## AIM
Please copy the items from the first line through the line containing "bubble-s0-2020 xyxy=(30,131,104,205)", inclusive, and switch each "x-tick-label" to "x-axis-label" while leaving everything else the same.
+++
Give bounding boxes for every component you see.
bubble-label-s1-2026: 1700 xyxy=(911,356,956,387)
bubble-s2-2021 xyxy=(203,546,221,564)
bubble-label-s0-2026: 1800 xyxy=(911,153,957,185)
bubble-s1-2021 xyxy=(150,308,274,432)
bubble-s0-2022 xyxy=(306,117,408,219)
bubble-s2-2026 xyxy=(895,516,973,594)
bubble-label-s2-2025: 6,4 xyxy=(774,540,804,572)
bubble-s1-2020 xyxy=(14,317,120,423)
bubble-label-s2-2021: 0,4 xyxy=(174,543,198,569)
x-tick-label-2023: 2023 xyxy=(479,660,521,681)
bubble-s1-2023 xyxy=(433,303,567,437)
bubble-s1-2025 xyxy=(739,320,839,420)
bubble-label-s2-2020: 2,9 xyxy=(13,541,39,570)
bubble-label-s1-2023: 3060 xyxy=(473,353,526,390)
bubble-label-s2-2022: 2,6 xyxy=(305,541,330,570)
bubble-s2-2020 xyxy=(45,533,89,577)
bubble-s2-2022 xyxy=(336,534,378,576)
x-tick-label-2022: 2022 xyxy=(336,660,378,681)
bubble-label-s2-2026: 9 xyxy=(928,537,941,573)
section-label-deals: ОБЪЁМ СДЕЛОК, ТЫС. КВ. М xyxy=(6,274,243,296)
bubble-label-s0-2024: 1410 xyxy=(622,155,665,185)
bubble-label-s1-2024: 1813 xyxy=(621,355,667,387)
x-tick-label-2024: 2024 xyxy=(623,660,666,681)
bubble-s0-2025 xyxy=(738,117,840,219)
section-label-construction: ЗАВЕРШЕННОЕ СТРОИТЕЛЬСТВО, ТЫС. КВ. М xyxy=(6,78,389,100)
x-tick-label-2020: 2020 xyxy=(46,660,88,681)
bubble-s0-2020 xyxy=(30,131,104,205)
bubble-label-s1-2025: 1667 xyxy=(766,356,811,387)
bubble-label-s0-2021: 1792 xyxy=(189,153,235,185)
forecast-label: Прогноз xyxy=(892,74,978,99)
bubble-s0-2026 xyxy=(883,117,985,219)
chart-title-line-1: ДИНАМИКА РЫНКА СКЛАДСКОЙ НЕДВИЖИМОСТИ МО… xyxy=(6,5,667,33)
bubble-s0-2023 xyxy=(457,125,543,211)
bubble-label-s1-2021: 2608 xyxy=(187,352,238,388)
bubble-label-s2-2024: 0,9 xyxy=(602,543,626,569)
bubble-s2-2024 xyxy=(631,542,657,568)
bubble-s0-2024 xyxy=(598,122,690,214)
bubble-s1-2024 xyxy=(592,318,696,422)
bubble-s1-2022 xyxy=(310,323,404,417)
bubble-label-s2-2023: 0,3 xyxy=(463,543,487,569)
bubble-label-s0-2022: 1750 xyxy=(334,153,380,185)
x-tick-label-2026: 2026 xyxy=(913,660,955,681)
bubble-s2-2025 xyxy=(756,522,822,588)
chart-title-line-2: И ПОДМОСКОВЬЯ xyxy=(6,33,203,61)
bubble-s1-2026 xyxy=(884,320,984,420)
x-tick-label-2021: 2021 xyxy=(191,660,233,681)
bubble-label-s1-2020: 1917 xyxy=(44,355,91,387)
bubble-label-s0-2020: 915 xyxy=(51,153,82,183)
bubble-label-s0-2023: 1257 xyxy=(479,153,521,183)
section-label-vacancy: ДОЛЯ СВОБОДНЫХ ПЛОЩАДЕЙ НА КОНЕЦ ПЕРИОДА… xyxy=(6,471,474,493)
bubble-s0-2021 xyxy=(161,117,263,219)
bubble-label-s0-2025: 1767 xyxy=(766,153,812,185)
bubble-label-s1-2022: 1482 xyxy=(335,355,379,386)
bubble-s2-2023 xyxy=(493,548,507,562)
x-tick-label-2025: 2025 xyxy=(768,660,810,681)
+++
## TASK SOLUTION
Give bounding boxes for every component you see.
bubble-label-s1-2026: 1700 xyxy=(911,356,956,387)
bubble-s2-2021 xyxy=(203,546,221,564)
bubble-label-s0-2026: 1800 xyxy=(911,153,957,185)
bubble-s1-2021 xyxy=(150,308,274,432)
bubble-s0-2022 xyxy=(306,117,408,219)
bubble-s2-2026 xyxy=(895,516,973,594)
bubble-label-s2-2025: 6,4 xyxy=(774,540,804,572)
bubble-s1-2020 xyxy=(14,317,120,423)
bubble-label-s2-2021: 0,4 xyxy=(174,543,198,569)
x-axis-label-2023: 2023 xyxy=(479,660,521,681)
bubble-s1-2023 xyxy=(433,303,567,437)
bubble-s1-2025 xyxy=(739,320,839,420)
bubble-label-s2-2020: 2,9 xyxy=(13,541,39,570)
bubble-label-s1-2023: 3060 xyxy=(473,353,526,390)
bubble-label-s2-2022: 2,6 xyxy=(305,541,330,570)
bubble-s2-2020 xyxy=(45,533,89,577)
bubble-s2-2022 xyxy=(336,534,378,576)
x-axis-label-2022: 2022 xyxy=(336,660,378,681)
bubble-label-s2-2026: 9 xyxy=(928,537,941,573)
section-label-deals: ОБЪЁМ СДЕЛОК, ТЫС. КВ. М xyxy=(6,274,243,296)
bubble-label-s0-2024: 1410 xyxy=(622,155,665,185)
bubble-label-s1-2024: 1813 xyxy=(621,355,667,387)
x-axis-label-2024: 2024 xyxy=(623,660,666,681)
bubble-s0-2025 xyxy=(738,117,840,219)
section-label-construction: ЗАВЕРШЕННОЕ СТРОИТЕЛЬСТВО, ТЫС. КВ. М xyxy=(6,78,389,100)
x-axis-label-2020: 2020 xyxy=(46,660,88,681)
bubble-s0-2020 xyxy=(30,131,104,205)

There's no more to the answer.